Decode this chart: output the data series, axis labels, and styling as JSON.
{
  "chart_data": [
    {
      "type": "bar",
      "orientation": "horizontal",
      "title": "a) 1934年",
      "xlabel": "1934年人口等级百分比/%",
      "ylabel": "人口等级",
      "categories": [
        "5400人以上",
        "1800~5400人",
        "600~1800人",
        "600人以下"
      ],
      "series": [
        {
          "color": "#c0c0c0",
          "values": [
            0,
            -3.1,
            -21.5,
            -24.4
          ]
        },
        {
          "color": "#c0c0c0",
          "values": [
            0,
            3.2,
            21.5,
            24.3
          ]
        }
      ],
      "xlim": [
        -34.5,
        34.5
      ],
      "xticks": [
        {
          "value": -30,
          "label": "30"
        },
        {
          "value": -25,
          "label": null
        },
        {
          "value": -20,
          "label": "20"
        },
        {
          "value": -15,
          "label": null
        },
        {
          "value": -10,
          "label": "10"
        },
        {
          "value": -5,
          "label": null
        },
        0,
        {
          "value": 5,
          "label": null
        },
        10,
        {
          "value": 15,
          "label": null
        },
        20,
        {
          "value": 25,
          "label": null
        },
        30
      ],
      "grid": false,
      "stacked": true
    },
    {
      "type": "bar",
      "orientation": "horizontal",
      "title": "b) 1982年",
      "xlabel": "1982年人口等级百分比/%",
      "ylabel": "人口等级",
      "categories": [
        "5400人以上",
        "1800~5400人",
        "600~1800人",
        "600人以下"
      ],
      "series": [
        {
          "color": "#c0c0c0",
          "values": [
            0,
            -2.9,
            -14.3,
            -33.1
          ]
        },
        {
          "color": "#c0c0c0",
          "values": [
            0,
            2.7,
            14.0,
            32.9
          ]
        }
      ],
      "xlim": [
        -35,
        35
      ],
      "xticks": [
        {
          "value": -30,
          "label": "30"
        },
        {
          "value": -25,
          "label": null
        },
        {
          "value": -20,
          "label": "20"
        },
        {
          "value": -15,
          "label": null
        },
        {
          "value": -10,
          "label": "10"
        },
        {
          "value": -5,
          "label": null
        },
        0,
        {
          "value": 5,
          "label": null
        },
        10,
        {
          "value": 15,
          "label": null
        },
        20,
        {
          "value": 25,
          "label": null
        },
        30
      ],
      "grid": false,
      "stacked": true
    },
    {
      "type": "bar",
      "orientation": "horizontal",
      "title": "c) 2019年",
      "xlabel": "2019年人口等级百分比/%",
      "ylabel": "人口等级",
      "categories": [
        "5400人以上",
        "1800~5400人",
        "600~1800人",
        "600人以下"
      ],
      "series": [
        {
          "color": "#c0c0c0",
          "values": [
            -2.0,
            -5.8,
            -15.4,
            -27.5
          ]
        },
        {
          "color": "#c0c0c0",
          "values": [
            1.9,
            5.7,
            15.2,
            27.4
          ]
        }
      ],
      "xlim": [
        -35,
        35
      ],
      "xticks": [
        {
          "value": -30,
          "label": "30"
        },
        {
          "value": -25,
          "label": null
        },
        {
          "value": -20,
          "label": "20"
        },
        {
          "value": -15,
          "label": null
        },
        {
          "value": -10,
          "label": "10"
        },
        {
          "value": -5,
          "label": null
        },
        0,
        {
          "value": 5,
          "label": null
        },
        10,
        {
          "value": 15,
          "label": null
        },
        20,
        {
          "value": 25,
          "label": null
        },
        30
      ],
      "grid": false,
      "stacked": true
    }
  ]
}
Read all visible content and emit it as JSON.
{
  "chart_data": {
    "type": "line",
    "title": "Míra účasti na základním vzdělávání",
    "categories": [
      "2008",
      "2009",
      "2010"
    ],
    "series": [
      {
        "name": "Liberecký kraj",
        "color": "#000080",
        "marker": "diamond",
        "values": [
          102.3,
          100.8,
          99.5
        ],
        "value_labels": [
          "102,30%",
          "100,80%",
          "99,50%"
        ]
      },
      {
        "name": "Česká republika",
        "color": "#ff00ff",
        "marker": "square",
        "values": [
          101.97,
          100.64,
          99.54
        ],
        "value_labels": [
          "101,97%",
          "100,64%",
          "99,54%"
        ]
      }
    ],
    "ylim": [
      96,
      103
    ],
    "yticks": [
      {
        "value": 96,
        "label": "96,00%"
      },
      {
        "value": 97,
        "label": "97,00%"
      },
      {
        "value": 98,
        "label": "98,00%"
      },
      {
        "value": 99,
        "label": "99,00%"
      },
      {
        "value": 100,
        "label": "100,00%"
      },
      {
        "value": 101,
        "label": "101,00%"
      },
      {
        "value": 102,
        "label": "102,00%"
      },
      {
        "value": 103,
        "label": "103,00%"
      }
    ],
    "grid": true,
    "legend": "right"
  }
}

__Short exercise__: Each line must be given again exactly as written above.

__Solution to this problem__:
Decode this chart: output the data series, axis labels, and styling as JSON.
{
  "chart_data": [
    {
      "type": "bar",
      "orientation": "horizontal",
      "title": "a) 1934年",
      "xlabel": "1934年人口等级百分比/%",
      "ylabel": "人口等级",
      "categories": [
        "5400人以上",
        "1800~5400人",
        "600~1800人",
        "600人以下"
      ],
      "series": [
        {
          "color": "#c0c0c0",
          "values": [
            0,
            -3.1,
            -21.5,
            -24.4
          ]
        },
        {
          "color": "#c0c0c0",
          "values": [
            0,
            3.2,
            21.5,
            24.3
          ]
        }
      ],
      "xlim": [
        -34.5,
        34.5
      ],
      "xticks": [
        {
          "value": -30,
          "label": "30"
        },
        {
          "value": -25,
          "label": null
        },
        {
          "value": -20,
          "label": "20"
        },
        {
          "value": -15,
          "label": null
        },
        {
          "value": -10,
          "label": "10"
        },
        {
          "value": -5,
          "label": null
        },
        0,
        {
          "value": 5,
          "label": null
        },
        10,
        {
          "value": 15,
          "label": null
        },
        20,
        {
          "value": 25,
          "label": null
        },
        30
      ],
      "grid": false,
      "stacked": true
    },
    {
      "type": "bar",
      "orientation": "horizontal",
      "title": "b) 1982年",
      "xlabel": "1982年人口等级百分比/%",
      "ylabel": "人口等级",
      "categories": [
        "5400人以上",
        "1800~5400人",
        "600~1800人",
        "600人以下"
      ],
      "series": [
        {
          "color": "#c0c0c0",
          "values": [
            0,
            -2.9,
            -14.3,
            -33.1
          ]
        },
        {
          "color": "#c0c0c0",
          "values": [
            0,
            2.7,
            14.0,
            32.9
          ]
        }
      ],
      "xlim": [
        -35,
        35
      ],
      "xticks": [
        {
          "value": -30,
          "label": "30"
        },
        {
          "value": -25,
          "label": null
        },
        {
          "value": -20,
          "label": "20"
        },
        {
          "value": -15,
          "label": null
        },
        {
          "value": -10,
          "label": "10"
        },
        {
          "value": -5,
          "label": null
        },
        0,
        {
          "value": 5,
          "label": null
        },
        10,
        {
          "value": 15,
          "label": null
        },
        20,
        {
          "value": 25,
          "label": null
        },
        30
      ],
      "grid": false,
      "stacked": true
    },
    {
      "type": "bar",
      "orientation": "horizontal",
      "title": "c) 2019年",
      "xlabel": "2019年人口等级百分比/%",
      "ylabel": "人口等级",
      "categories": [
        "5400人以上",
        "1800~5400人",
        "600~1800人",
        "600人以下"
      ],
      "series": [
        {
          "color": "#c0c0c0",
          "values": [
            -2.0,
            -5.8,
            -15.4,
            -27.5
          ]
        },
        {
          "color": "#c0c0c0",
          "values": [
            1.9,
            5.7,
            15.2,
            27.4
          ]
        }
      ],
      "xlim": [
        -35,
        35
      ],
      "xticks": [
        {
          "value": -30,
          "label": "30"
        },
        {
          "value": -25,
          "label": null
        },
        {
          "value": -20,
          "label": "20"
        },
        {
          "value": -15,
          "label": null
        },
        {
          "value": -10,
          "label": "10"
        },
        {
          "value": -5,
          "label": null
        },
        0,
        {
          "value": 5,
          "label": null
        },
        10,
        {
          "value": 15,
          "label": null
        },
        20,
        {
          "value": 25,
          "label": null
        },
        30
      ],
      "grid": false,
      "stacked": true
    }
  ]
}
Read all visible content and emit it as JSON.
{
  "chart_data": {
    "type": "line",
    "title": "Míra účasti na základním vzdělávání",
    "categories": [
      "2008",
      "2009",
      "2010"
    ],
    "series": [
      {
        "name": "Liberecký kraj",
        "color": "#000080",
        "marker": "diamond",
        "values": [
          102.3,
          100.8,
          99.5
        ],
        "value_labels": [
          "102,30%",
          "100,80%",
          "99,50%"
        ]
      },
      {
        "name": "Česká republika",
        "color": "#ff00ff",
        "marker": "square",
        "values": [
          101.97,
          100.64,
          99.54
        ],
        "value_labels": [
          "101,97%",
          "100,64%",
          "99,54%"
        ]
      }
    ],
    "ylim": [
      96,
      103
    ],
    "yticks": [
      {
        "value": 96,
        "label": "96,00%"
      },
      {
        "value": 97,
        "label": "97,00%"
      },
      {
        "value": 98,
        "label": "98,00%"
      },
      {
        "value": 99,
        "label": "99,00%"
      },
      {
        "value": 100,
        "label": "100,00%"
      },
      {
        "value": 101,
        "label": "101,00%"
      },
      {
        "value": 102,
        "label": "102,00%"
      },
      {
        "value": 103,
        "label": "103,00%"
      }
    ],
    "grid": true,
    "legend": "right"
  }
}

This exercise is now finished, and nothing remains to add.